> QUESTIONS TO ANSWER:
1. Quote the open letter on preschool music from "The Big Shift: From" through "control, and empathy.".
2. In the open letter on preschool music, what benefits of planned, teacher-directed music instruction appear as bulleted headings?
3. According to the open letter on preschool music, which curriculum aligned with the greatest number of best practices when the researchers compared several commercially available preschool music programs?

> TEXT SECTION:
------------------------------------------------------------------------

Preschool Music Best Practices Are Clear: Why Policy Needs to Catch Up

Preschoolers play wooden sticks during circle time to strengthen early handwriting skills.

An open letter from Kelly Green, President of Kindermusik International

If you ask preschool administrators what they’re doing to incorporate music into their classrooms, the answer usually looks something like a few songs during circle time, a clean-up song, some background music during play, and perhaps some instruments to investigate in a learning center.

What’s missing is intentional, child-participatory music-making during play and choice time—which is where so much learning actually happens.

In “Best Practices for Preschool Music Education: Supporting Music-Making Throughout the Day,”  Dr. Jentry Barrett of University of Nebraska-Lincoln goes beyond “music is good.” She and her colleagues spell out what high-quality music-making actually looks like in preschool and which curricula are doing it well.

Even more exciting (and humbling): when the researchers compared several commercially available preschool music programs, Kindermusik was the curriculum that aligned with the greatest number of best practices.

This paper gives us a powerful bridge between what the research says and what policy makers, standards writers, and program leaders can do next.

The Big Shift: From “Music Time” to Music All Day

According to years of research, not weaving in intentional, shared music-making into preschool curricula itself is a huge missed opportunity because music is a cross-domain accelerator. Planned, teacher-directed music instruction:

  • Improves language and literacy: Singing supports phonological awareness, rhyming, prosody, and vocabulary—the very pre-reading skills many states are racing to shore up.
  • Builds pro-social skills like cooperation and empathy: Shared music-making encourages cooperation, turn-taking, inhibitory control, and empathy.
  • Supports gross motor development and coordination: Movement and instrument play support gross and fine motor skills, coordination, and body awareness.
  • Enhances cognitive development and executive function: Music games that involve starting, stopping, patterning, and following multi-step directions exercise attention and working memory.

------------------------------------------------------------------------

> LISTED ENTRIES:
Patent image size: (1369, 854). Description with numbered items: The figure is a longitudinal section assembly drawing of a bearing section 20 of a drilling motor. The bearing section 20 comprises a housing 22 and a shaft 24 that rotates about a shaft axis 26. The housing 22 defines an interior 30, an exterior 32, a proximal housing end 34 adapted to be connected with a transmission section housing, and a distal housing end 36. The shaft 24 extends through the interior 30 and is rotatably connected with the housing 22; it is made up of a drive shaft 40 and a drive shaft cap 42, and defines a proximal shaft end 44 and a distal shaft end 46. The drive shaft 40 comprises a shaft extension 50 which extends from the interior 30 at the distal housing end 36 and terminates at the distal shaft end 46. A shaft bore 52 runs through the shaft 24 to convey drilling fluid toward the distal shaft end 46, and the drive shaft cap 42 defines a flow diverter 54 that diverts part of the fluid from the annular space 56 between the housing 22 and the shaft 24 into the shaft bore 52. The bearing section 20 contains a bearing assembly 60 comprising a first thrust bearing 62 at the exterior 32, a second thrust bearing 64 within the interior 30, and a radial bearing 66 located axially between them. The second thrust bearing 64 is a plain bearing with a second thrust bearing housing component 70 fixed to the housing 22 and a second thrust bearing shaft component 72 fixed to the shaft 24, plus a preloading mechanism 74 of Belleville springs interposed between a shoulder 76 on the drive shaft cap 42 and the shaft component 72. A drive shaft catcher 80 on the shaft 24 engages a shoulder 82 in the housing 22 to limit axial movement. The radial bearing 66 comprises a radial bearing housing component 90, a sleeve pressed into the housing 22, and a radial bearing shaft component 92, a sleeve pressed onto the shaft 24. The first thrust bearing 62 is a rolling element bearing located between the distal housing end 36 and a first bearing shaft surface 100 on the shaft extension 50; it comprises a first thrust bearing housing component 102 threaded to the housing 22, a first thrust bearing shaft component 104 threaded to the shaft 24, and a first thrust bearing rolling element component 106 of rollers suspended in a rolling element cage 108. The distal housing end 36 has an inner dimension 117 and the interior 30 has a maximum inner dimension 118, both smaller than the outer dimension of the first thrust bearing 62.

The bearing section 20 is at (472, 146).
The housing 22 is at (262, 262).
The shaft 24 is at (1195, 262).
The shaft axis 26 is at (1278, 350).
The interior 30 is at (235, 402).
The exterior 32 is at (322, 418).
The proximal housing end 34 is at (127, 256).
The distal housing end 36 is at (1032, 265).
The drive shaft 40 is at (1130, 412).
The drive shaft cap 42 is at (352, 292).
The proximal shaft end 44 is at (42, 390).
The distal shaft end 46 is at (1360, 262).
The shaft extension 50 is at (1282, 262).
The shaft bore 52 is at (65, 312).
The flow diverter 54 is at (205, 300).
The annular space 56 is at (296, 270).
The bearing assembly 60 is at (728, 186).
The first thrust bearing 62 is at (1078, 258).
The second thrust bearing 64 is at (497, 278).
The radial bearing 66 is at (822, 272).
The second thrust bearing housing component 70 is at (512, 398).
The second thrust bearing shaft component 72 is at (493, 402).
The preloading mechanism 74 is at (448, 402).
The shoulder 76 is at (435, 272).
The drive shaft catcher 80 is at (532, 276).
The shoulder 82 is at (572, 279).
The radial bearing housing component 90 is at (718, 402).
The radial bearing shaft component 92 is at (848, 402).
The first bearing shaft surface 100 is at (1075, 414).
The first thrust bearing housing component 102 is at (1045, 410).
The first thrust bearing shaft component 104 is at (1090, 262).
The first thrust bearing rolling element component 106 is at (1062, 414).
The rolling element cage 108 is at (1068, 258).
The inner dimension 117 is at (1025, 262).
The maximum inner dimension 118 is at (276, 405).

------------------------------------------------------------------------

> RESPONSES FOR EACH TASK:
1.
The Big Shift: From “Music Time” to Music All Day

According to years of research, not weaving in intentional, shared music-making into preschool curricula itself is a huge missed opportunity because music is a cross-domain accelerator. Planned, teacher-directed music instruction:

  • Improves language and literacy: Singing supports phonological awareness, rhyming, prosody, and vocabulary—the very pre-reading skills many states are racing to shore up.
  • Builds pro-social skills like cooperation and empathy: Shared music-making encourages cooperation, turn-taking, inhibitory control, and empathy.

2.
- Improves language and literacy
- Builds pro-social skills like cooperation and empathy
- Supports gross motor development and coordination
- Enhances cognitive development and executive function

3. Kindermusik.